══ Passage provided

Most autoimmune diseases, including type 1 diabetes (T1D), are linked to an imbalance between auto-aggressive effector T cells (Teff) and regulatory T cells (Tregs) that normally control them. While blocking Teff with immunosuppressants has long been the only therapeutic option, activating/expanding Tregs may achieve the same purpose without the toxicity and side effects of immunosuppression.
We recently showed that low-dose interleukin-2 (LD IL-2) could safely expand/activate Tregs and likewise provide clinical improvement in patients with a vasculitis caused by chronic hepatitis C virus infection (Saadoun et al., NEJM 2011). We then aimed to determine which low-doses of IL-2 would be safe and produce desirable immunological changes in T1D patients. We thus performed a placebo-controlled dose-finding study of LD IL-2 in adult T1D patients.

════
══ Entries shown

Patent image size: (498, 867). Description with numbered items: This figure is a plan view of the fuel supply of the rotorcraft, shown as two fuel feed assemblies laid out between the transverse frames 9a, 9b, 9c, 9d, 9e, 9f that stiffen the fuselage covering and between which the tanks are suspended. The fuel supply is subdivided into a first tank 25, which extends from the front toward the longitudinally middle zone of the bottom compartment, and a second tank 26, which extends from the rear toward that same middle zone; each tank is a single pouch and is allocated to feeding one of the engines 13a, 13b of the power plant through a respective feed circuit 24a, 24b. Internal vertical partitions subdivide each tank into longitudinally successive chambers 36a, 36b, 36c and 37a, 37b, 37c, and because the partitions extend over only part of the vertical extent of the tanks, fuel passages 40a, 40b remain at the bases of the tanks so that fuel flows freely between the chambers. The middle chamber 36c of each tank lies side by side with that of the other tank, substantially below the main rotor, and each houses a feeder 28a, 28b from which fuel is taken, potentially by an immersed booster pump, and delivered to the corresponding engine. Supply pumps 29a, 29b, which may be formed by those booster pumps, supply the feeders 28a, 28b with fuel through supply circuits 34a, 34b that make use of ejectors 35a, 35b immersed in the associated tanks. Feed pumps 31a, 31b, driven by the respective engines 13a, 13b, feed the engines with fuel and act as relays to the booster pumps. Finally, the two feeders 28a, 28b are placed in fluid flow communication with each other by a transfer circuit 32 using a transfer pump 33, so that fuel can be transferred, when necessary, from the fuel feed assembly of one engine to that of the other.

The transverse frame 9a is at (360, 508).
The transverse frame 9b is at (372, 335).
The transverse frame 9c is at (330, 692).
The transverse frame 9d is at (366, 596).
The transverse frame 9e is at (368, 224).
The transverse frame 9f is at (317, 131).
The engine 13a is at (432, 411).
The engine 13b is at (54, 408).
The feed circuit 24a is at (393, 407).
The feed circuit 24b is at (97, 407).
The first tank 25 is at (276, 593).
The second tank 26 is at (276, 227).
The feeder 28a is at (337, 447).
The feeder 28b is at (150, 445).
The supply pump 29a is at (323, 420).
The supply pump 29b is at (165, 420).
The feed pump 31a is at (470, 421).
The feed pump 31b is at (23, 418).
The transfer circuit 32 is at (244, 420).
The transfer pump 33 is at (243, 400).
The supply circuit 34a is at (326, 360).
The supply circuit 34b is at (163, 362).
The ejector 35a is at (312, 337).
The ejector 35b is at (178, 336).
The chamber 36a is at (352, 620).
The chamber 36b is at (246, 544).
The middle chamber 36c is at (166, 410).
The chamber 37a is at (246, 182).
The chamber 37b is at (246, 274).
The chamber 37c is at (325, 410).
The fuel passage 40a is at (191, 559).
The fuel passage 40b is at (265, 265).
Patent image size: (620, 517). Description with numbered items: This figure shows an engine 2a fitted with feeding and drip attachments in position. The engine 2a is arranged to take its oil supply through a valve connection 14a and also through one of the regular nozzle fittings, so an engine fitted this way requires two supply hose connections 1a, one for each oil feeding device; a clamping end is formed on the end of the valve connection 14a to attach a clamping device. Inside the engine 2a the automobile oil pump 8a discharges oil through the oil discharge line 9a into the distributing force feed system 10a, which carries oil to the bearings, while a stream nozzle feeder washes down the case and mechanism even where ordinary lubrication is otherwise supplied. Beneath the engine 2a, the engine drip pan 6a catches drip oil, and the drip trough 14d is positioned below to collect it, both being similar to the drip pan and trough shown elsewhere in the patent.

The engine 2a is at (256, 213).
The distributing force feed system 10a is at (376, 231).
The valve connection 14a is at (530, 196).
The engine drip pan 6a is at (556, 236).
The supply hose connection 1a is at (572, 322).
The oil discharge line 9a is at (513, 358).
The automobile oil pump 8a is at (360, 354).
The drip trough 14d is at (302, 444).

════

Tasks to perform
1. Answer these questions using the passage on low-dose interleukin-2 in type 1 diabetes:
(a) Which two kinds of T cells are out of balance in most autoimmune diseases?
(b) In what patients did low-dose IL-2 earlier provide clinical improvement?
(c) What kind of study was carried out in adult T1D patients?
2. Write the text that follows the last sentence of the passage on low-dose interleukin-2 in type 1 diabetes.
The rows have no connection to the passage on low-dose interleukin-2 in type 1 diabetes.

Per-task answers
1.
(a) Auto-aggressive effector T cells (Teff) and regulatory T cells (Tregs).
(b) Patients with a vasculitis caused by chronic hepatitis C virus infection.
(c) A placebo-controlled dose-finding study of LD IL-2.

2.
We now report that IL-2 low doses of 0.33, 1 and 3 millions IU/day, given for 5 consecutive days, were very well tolerated and did not induce deleterious changes in glucose-metabolism parameters. They induced a dose-dependent increase in Treg numbers and proportions, with no significant increase or activation of Teff or NK cells. In treated patients, Tregs upregulated activation markers and basal pSTAT5 expression. Plasma levels of regulatory cytokines were increased in a dose-dependent manner, while cytokines linked to Teff and TH17 inflammatory cells were mostly unchanged up to the dose of 1 million IU/day. Noteworthy, we observed blunting of the Teff responses against b-cell antigens in some treated patients. Thus, LD IL-2 is safe and fosters a dose-dependent Treg-oriented milieu in patients with type 1 diabetes (T1D). These results warrant further development of LD IL-2 for therapy and prevention of T1D.